**TASK GOAL**
Your task is to output the listing word for word, with pictures excluded.

**STORED DATA**
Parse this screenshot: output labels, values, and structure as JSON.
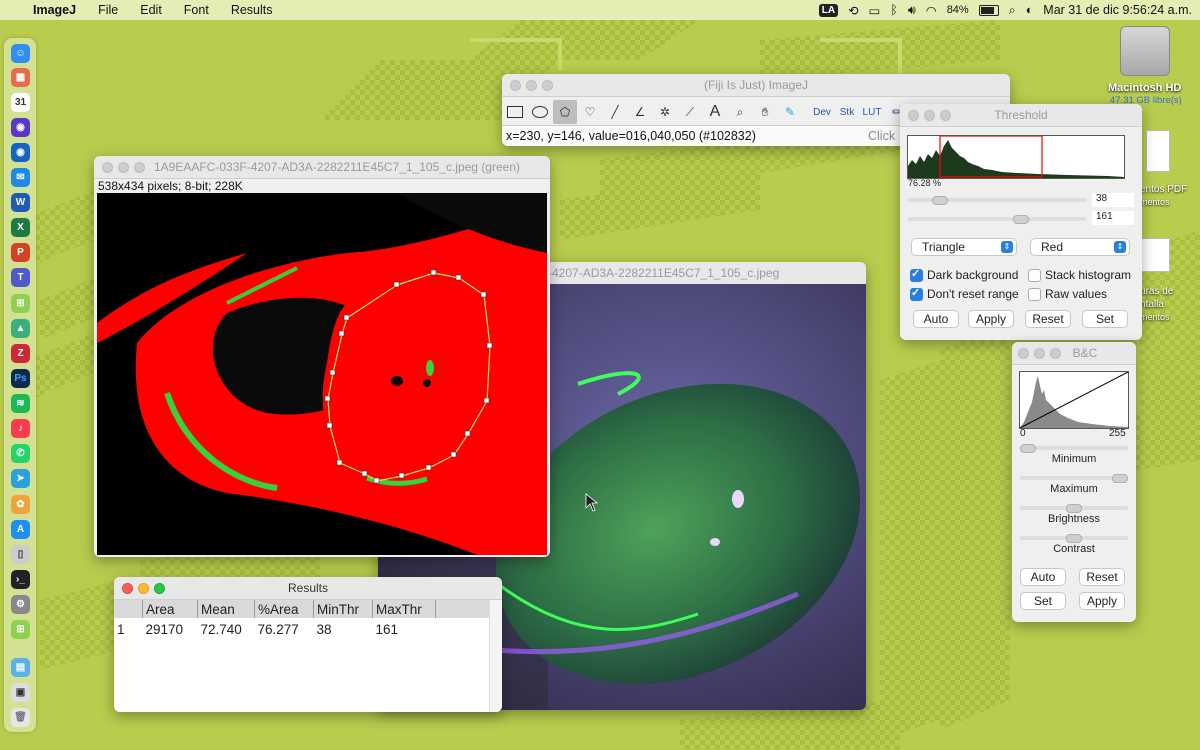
{
  "menubar": {
    "apple": "",
    "app_name": "ImageJ",
    "menus": [
      "File",
      "Edit",
      "Font",
      "Results"
    ],
    "input_source": "LA",
    "battery": "84%",
    "datetime": "Mar 31 de dic  9:56:24 a.m."
  },
  "desktop": {
    "drive_name": "Macintosh HD",
    "drive_info": "47.31 GB libre(s)",
    "file1_label": "entos PDF",
    "file1_sub": "mentos",
    "file2_label1": "uras de",
    "file2_label2": "ntalla",
    "file2_sub": "mentos"
  },
  "toolbar_win": {
    "title": "(Fiji Is Just) ImageJ",
    "status": "x=230, y=146, value=016,040,050 (#102832)",
    "click_hint": "Click",
    "tools": [
      "Dev",
      "Stk",
      "LUT"
    ]
  },
  "image_green": {
    "title": "1A9EAAFC-033F-4207-AD3A-2282211E45C7_1_105_c.jpeg (green)",
    "info": "538x434 pixels; 8-bit; 228K"
  },
  "image_color": {
    "title": "-4207-AD3A-2282211E45C7_1_105_c.jpeg"
  },
  "threshold": {
    "title": "Threshold",
    "percent": "76.28 %",
    "min_value": "38",
    "max_value": "161",
    "method": "Triangle",
    "mode": "Red",
    "dark_background": "Dark background",
    "stack_histogram": "Stack histogram",
    "dont_reset": "Don't reset range",
    "raw_values": "Raw values",
    "btn_auto": "Auto",
    "btn_apply": "Apply",
    "btn_reset": "Reset",
    "btn_set": "Set"
  },
  "bc": {
    "title": "B&C",
    "axis_min": "0",
    "axis_max": "255",
    "minimum": "Minimum",
    "maximum": "Maximum",
    "brightness": "Brightness",
    "contrast": "Contrast",
    "btn_auto": "Auto",
    "btn_reset": "Reset",
    "btn_set": "Set",
    "btn_apply": "Apply"
  },
  "results": {
    "title": "Results",
    "columns": [
      "",
      "Area",
      "Mean",
      "%Area",
      "MinThr",
      "MaxThr"
    ],
    "rows": [
      [
        "1",
        "29170",
        "72.740",
        "76.277",
        "38",
        "161"
      ]
    ]
  },
  "colors": {
    "desktop": "#b9cc4e",
    "threshold_red": "#ff0000",
    "overlay_green": "#37d13a"
  }
}
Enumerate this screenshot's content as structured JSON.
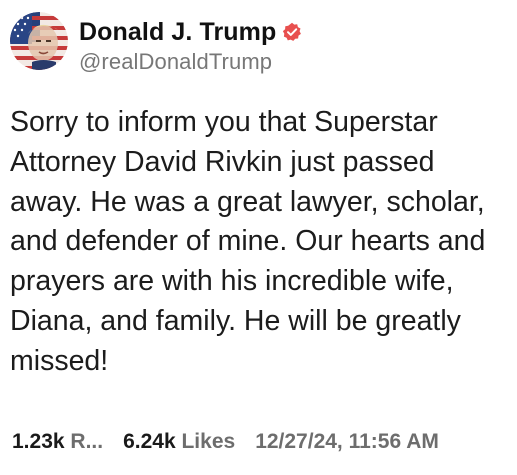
{
  "post": {
    "author": {
      "display_name": "Donald J. Trump",
      "handle": "@realDonaldTrump",
      "verified_icon": "verified-badge-icon",
      "verified_color": "#e8504f",
      "avatar_icon": "profile-avatar"
    },
    "body": "Sorry to inform you that Superstar Attorney David Rivkin just passed away. He was a great lawyer, scholar, and defender of mine. Our hearts and prayers are with his incredible wife, Diana, and family. He will be greatly missed!",
    "stats": {
      "retruths_count": "1.23k",
      "retruths_label": "R...",
      "likes_count": "6.24k",
      "likes_label": "Likes"
    },
    "timestamp": "12/27/24, 11:56 AM"
  }
}
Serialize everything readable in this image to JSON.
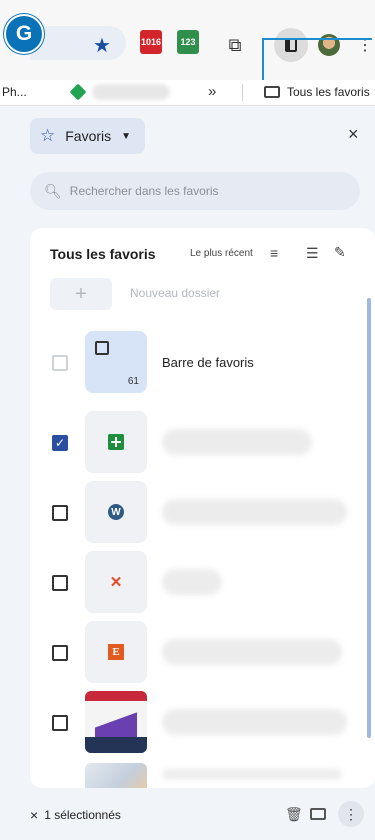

**RESPONSE TO THIS EXERCISE**
Parse this screenshot: output labels, values, and structure as JSON.
{
  "menubar": {
    "apple": "",
    "app_name": "ImageJ",
    "menus": [
      "File",
      "Edit",
      "Font",
      "Results"
    ],
    "input_source": "LA",
    "battery": "84%",
    "datetime": "Mar 31 de dic  9:56:24 a.m."
  },
  "desktop": {
    "drive_name": "Macintosh HD",
    "drive_info": "47.31 GB libre(s)",
    "file1_label": "entos PDF",
    "file1_sub": "mentos",
    "file2_label1": "uras de",
    "file2_label2": "ntalla",
    "file2_sub": "mentos"
  },
  "toolbar_win": {
    "title": "(Fiji Is Just) ImageJ",
    "status": "x=230, y=146, value=016,040,050 (#102832)",
    "click_hint": "Click",
    "tools": [
      "Dev",
      "Stk",
      "LUT"
    ]
  },
  "image_green": {
    "title": "1A9EAAFC-033F-4207-AD3A-2282211E45C7_1_105_c.jpeg (green)",
    "info": "538x434 pixels; 8-bit; 228K"
  },
  "image_color": {
    "title": "-4207-AD3A-2282211E45C7_1_105_c.jpeg"
  },
  "threshold": {
    "title": "Threshold",
    "percent": "76.28 %",
    "min_value": "38",
    "max_value": "161",
    "method": "Triangle",
    "mode": "Red",
    "dark_background": "Dark background",
    "stack_histogram": "Stack histogram",
    "dont_reset": "Don't reset range",
    "raw_values": "Raw values",
    "btn_auto": "Auto",
    "btn_apply": "Apply",
    "btn_reset": "Reset",
    "btn_set": "Set"
  },
  "bc": {
    "title": "B&C",
    "axis_min": "0",
    "axis_max": "255",
    "minimum": "Minimum",
    "maximum": "Maximum",
    "brightness": "Brightness",
    "contrast": "Contrast",
    "btn_auto": "Auto",
    "btn_reset": "Reset",
    "btn_set": "Set",
    "btn_apply": "Apply"
  },
  "results": {
    "title": "Results",
    "columns": [
      "",
      "Area",
      "Mean",
      "%Area",
      "MinThr",
      "MaxThr"
    ],
    "rows": [
      [
        "1",
        "29170",
        "72.740",
        "76.277",
        "38",
        "161"
      ]
    ]
  },
  "colors": {
    "desktop": "#b9cc4e",
    "threshold_red": "#ff0000",
    "overlay_green": "#37d13a"
  }
}
Enumerate this screenshot's content as structured JSON.
{
  "post": {
    "author": {
      "display_name": "Donald J. Trump",
      "handle": "@realDonaldTrump",
      "verified_icon": "verified-badge-icon",
      "verified_color": "#e8504f",
      "avatar_icon": "profile-avatar"
    },
    "body": "Sorry to inform you that Superstar Attorney David Rivkin just passed away. He was a great lawyer, scholar, and defender of mine. Our hearts and prayers are with his incredible wife, Diana, and family. He will be greatly missed!",
    "stats": {
      "retruths_count": "1.23k",
      "retruths_label": "R...",
      "likes_count": "6.24k",
      "likes_label": "Likes"
    },
    "timestamp": "12/27/24, 11:56 AM"
  }
}
Serialize everything readable in this image to JSON.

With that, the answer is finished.